Source records
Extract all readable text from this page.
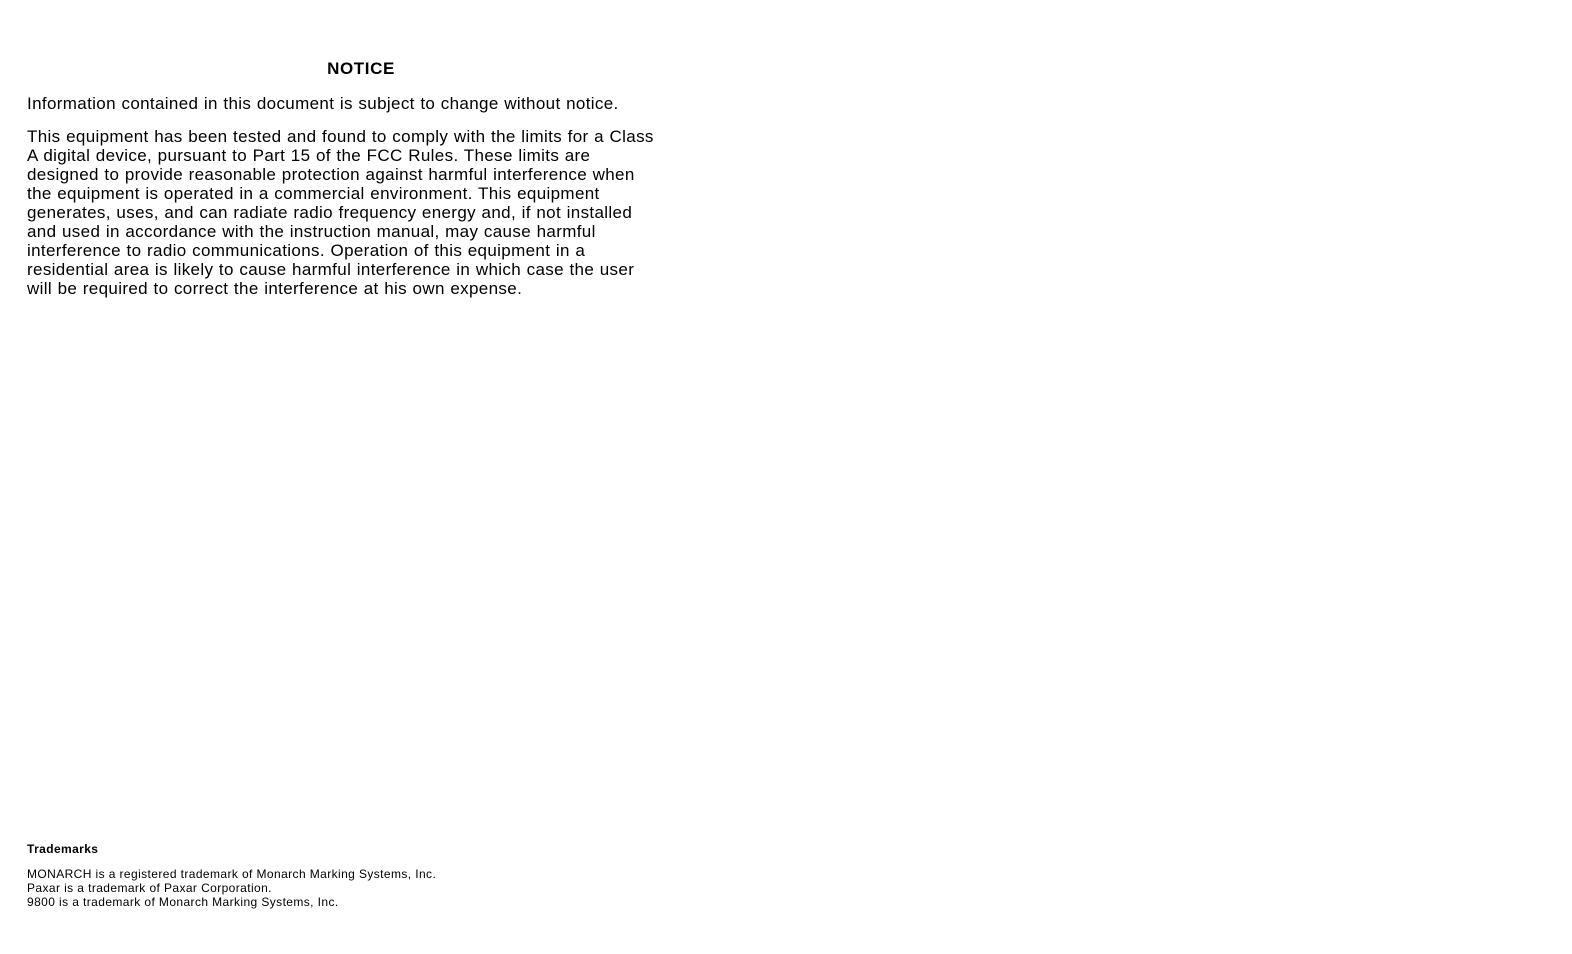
NOTICE

Information contained in this document is subject to change without notice.

This equipment has been tested and found to comply with the limits for a Class
A digital device, pursuant to Part 15 of the FCC Rules. These limits are
designed to provide reasonable protection against harmful interference when
the equipment is operated in a commercial environment. This equipment
generates, uses, and can radiate radio frequency energy and, if not installed
and used in accordance with the instruction manual, may cause harmful
interference to radio communications. Operation of this equipment in a
residential area is likely to cause harmful interference in which case the user
will be required to correct the interference at his own expense.

Trademarks

MONARCH is a registered trademark of Monarch Marking Systems, Inc.

Paxar is a trademark of Paxar Corporation.

9800 is a trademark of Monarch Marking Systems, Inc.
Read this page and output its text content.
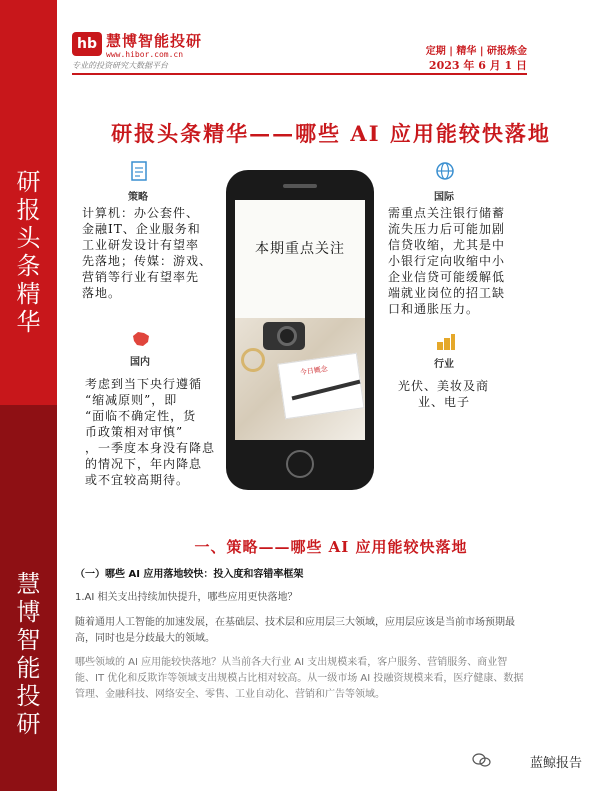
研
报
头
条
精
华
慧
博
智
能
投
研
hb 慧博智能投研
www.hibor.com.cn
专业的投资研究大数据平台
定期 | 精华 | 研报炼金
2023 年 6 月 1 日
研报头条精华——哪些 AI 应用能较快落地
本期重点关注
今日概念
策略
计算机：办公套件、
金融IT、企业服务和
工业研发设计有望率
先落地；传媒：游戏、
营销等行业有望率先
落地。
国际
需重点关注银行储蓄
流失压力后可能加剧
信贷收缩，尤其是中
小银行定向收缩中小
企业信贷可能缓解低
端就业岗位的招工缺
口和通胀压力。
国内
考虑到当下央行遵循
“缩减原则”，即
“面临不确定性，货
币政策相对审慎”
，一季度本身没有降息
的情况下，年内降息
或不宜较高期待。
行业
光伏、美妆及商
业、电子
一、策略——哪些 AI 应用能较快落地
（一）哪些 AI 应用落地较快：投入度和容错率框架
1.AI 相关支出持续加快提升，哪些应用更快落地？
随着通用人工智能的加速发展，在基础层、技术层和应用层三大领域，应用层应该是当前市场预期最高，同时也是分歧最大的领域。
哪些领域的 AI 应用能较快落地？从当前各大行业 AI 支出规模来看，客户服务、营销服务、商业智能、IT 优化和反欺诈等领域支出规模占比相对较高。从一级市场 AI 投融资规模来看，医疗健康、数据管理、金融科技、网络安全、零售、工业自动化、营销和广告等领域。
蓝鲸报告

- Short task
Repeat only the lines from the one with "Read this page and output its text content." through the end of the data, both included and exactly as written. Pictures stay out of the copy.

- The answer
Read this page and output its text content.
研
报
头
条
精
华
慧
博
智
能
投
研
hb 慧博智能投研
www.hibor.com.cn
专业的投资研究大数据平台
定期 | 精华 | 研报炼金
2023 年 6 月 1 日
研报头条精华——哪些 AI 应用能较快落地
本期重点关注
今日概念
策略
计算机：办公套件、
金融IT、企业服务和
工业研发设计有望率
先落地；传媒：游戏、
营销等行业有望率先
落地。
国际
需重点关注银行储蓄
流失压力后可能加剧
信贷收缩，尤其是中
小银行定向收缩中小
企业信贷可能缓解低
端就业岗位的招工缺
口和通胀压力。
国内
考虑到当下央行遵循
“缩减原则”，即
“面临不确定性，货
币政策相对审慎”
，一季度本身没有降息
的情况下，年内降息
或不宜较高期待。
行业
光伏、美妆及商
业、电子
一、策略——哪些 AI 应用能较快落地
（一）哪些 AI 应用落地较快：投入度和容错率框架
1.AI 相关支出持续加快提升，哪些应用更快落地？
随着通用人工智能的加速发展，在基础层、技术层和应用层三大领域，应用层应该是当前市场预期最高，同时也是分歧最大的领域。
哪些领域的 AI 应用能较快落地？从当前各大行业 AI 支出规模来看，客户服务、营销服务、商业智能、IT 优化和反欺诈等领域支出规模占比相对较高。从一级市场 AI 投融资规模来看，医疗健康、数据管理、金融科技、网络安全、零售、工业自动化、营销和广告等领域。
蓝鲸报告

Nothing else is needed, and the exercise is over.